Exercise task: Write the data out again in full, with no departure from the original.

Task inputs:
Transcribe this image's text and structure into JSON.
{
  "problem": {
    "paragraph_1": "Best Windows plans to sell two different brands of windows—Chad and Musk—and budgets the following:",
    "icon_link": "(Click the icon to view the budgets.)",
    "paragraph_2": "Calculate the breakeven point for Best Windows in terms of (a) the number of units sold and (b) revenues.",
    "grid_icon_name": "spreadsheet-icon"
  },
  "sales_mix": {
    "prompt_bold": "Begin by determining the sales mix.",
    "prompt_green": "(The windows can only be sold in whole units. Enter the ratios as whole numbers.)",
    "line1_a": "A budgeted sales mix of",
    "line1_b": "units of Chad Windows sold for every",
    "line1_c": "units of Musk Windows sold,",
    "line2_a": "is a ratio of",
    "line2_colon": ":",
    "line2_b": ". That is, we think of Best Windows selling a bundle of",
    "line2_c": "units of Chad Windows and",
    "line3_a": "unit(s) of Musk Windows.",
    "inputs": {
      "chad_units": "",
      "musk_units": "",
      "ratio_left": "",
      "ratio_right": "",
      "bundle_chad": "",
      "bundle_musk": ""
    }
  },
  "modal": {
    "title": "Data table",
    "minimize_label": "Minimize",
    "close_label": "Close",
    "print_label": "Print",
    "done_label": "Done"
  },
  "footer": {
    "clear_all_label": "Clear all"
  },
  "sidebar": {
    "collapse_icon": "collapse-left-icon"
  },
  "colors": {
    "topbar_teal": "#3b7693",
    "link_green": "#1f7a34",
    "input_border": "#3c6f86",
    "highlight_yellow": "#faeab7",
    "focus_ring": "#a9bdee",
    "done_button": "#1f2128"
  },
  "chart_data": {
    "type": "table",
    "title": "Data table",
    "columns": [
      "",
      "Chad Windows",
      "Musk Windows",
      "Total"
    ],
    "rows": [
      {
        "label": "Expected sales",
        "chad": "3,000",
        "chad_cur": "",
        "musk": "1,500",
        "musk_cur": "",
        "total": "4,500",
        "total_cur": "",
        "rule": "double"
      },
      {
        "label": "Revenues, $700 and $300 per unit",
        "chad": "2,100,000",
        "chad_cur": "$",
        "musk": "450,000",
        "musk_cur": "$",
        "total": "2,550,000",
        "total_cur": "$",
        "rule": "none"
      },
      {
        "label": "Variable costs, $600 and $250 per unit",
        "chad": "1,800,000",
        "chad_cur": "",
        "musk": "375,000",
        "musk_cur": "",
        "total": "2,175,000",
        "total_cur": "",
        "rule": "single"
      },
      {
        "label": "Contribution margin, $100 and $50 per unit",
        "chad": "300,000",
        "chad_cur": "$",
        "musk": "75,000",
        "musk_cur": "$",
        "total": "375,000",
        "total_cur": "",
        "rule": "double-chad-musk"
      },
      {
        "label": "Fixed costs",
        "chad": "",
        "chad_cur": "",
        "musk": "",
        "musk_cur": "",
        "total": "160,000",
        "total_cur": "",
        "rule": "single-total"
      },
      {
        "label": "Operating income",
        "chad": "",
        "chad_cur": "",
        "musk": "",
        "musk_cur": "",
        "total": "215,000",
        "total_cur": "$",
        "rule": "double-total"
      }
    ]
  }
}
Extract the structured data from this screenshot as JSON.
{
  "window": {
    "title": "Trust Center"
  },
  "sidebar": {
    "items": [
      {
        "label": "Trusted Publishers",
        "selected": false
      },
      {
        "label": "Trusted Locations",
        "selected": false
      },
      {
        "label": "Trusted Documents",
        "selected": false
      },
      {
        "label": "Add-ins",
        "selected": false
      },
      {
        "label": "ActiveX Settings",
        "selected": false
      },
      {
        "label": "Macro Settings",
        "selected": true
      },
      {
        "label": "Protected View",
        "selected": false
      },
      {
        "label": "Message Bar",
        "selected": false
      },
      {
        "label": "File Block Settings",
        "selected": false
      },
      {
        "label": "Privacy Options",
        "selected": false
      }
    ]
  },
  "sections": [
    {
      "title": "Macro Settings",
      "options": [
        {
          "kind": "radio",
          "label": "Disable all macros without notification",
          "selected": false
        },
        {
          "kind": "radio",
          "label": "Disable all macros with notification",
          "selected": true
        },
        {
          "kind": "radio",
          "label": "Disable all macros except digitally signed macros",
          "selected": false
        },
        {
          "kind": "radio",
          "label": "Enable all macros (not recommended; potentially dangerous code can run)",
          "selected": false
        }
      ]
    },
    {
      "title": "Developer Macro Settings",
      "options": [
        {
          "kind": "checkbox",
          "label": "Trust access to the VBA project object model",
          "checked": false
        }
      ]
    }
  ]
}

Result:
Transcribe this image's text and structure into JSON.
{
  "problem": {
    "paragraph_1": "Best Windows plans to sell two different brands of windows—Chad and Musk—and budgets the following:",
    "icon_link": "(Click the icon to view the budgets.)",
    "paragraph_2": "Calculate the breakeven point for Best Windows in terms of (a) the number of units sold and (b) revenues.",
    "grid_icon_name": "spreadsheet-icon"
  },
  "sales_mix": {
    "prompt_bold": "Begin by determining the sales mix.",
    "prompt_green": "(The windows can only be sold in whole units. Enter the ratios as whole numbers.)",
    "line1_a": "A budgeted sales mix of",
    "line1_b": "units of Chad Windows sold for every",
    "line1_c": "units of Musk Windows sold,",
    "line2_a": "is a ratio of",
    "line2_colon": ":",
    "line2_b": ". That is, we think of Best Windows selling a bundle of",
    "line2_c": "units of Chad Windows and",
    "line3_a": "unit(s) of Musk Windows.",
    "inputs": {
      "chad_units": "",
      "musk_units": "",
      "ratio_left": "",
      "ratio_right": "",
      "bundle_chad": "",
      "bundle_musk": ""
    }
  },
  "modal": {
    "title": "Data table",
    "minimize_label": "Minimize",
    "close_label": "Close",
    "print_label": "Print",
    "done_label": "Done"
  },
  "footer": {
    "clear_all_label": "Clear all"
  },
  "sidebar": {
    "collapse_icon": "collapse-left-icon"
  },
  "colors": {
    "topbar_teal": "#3b7693",
    "link_green": "#1f7a34",
    "input_border": "#3c6f86",
    "highlight_yellow": "#faeab7",
    "focus_ring": "#a9bdee",
    "done_button": "#1f2128"
  },
  "chart_data": {
    "type": "table",
    "title": "Data table",
    "columns": [
      "",
      "Chad Windows",
      "Musk Windows",
      "Total"
    ],
    "rows": [
      {
        "label": "Expected sales",
        "chad": "3,000",
        "chad_cur": "",
        "musk": "1,500",
        "musk_cur": "",
        "total": "4,500",
        "total_cur": "",
        "rule": "double"
      },
      {
        "label": "Revenues, $700 and $300 per unit",
        "chad": "2,100,000",
        "chad_cur": "$",
        "musk": "450,000",
        "musk_cur": "$",
        "total": "2,550,000",
        "total_cur": "$",
        "rule": "none"
      },
      {
        "label": "Variable costs, $600 and $250 per unit",
        "chad": "1,800,000",
        "chad_cur": "",
        "musk": "375,000",
        "musk_cur": "",
        "total": "2,175,000",
        "total_cur": "",
        "rule": "single"
      },
      {
        "label": "Contribution margin, $100 and $50 per unit",
        "chad": "300,000",
        "chad_cur": "$",
        "musk": "75,000",
        "musk_cur": "$",
        "total": "375,000",
        "total_cur": "",
        "rule": "double-chad-musk"
      },
      {
        "label": "Fixed costs",
        "chad": "",
        "chad_cur": "",
        "musk": "",
        "musk_cur": "",
        "total": "160,000",
        "total_cur": "",
        "rule": "single-total"
      },
      {
        "label": "Operating income",
        "chad": "",
        "chad_cur": "",
        "musk": "",
        "musk_cur": "",
        "total": "215,000",
        "total_cur": "$",
        "rule": "double-total"
      }
    ]
  }
}
Extract the structured data from this screenshot as JSON.
{
  "window": {
    "title": "Trust Center"
  },
  "sidebar": {
    "items": [
      {
        "label": "Trusted Publishers",
        "selected": false
      },
      {
        "label": "Trusted Locations",
        "selected": false
      },
      {
        "label": "Trusted Documents",
        "selected": false
      },
      {
        "label": "Add-ins",
        "selected": false
      },
      {
        "label": "ActiveX Settings",
        "selected": false
      },
      {
        "label": "Macro Settings",
        "selected": true
      },
      {
        "label": "Protected View",
        "selected": false
      },
      {
        "label": "Message Bar",
        "selected": false
      },
      {
        "label": "File Block Settings",
        "selected": false
      },
      {
        "label": "Privacy Options",
        "selected": false
      }
    ]
  },
  "sections": [
    {
      "title": "Macro Settings",
      "options": [
        {
          "kind": "radio",
          "label": "Disable all macros without notification",
          "selected": false
        },
        {
          "kind": "radio",
          "label": "Disable all macros with notification",
          "selected": true
        },
        {
          "kind": "radio",
          "label": "Disable all macros except digitally signed macros",
          "selected": false
        },
        {
          "kind": "radio",
          "label": "Enable all macros (not recommended; potentially dangerous code can run)",
          "selected": false
        }
      ]
    },
    {
      "title": "Developer Macro Settings",
      "options": [
        {
          "kind": "checkbox",
          "label": "Trust access to the VBA project object model",
          "checked": false
        }
      ]
    }
  ]
}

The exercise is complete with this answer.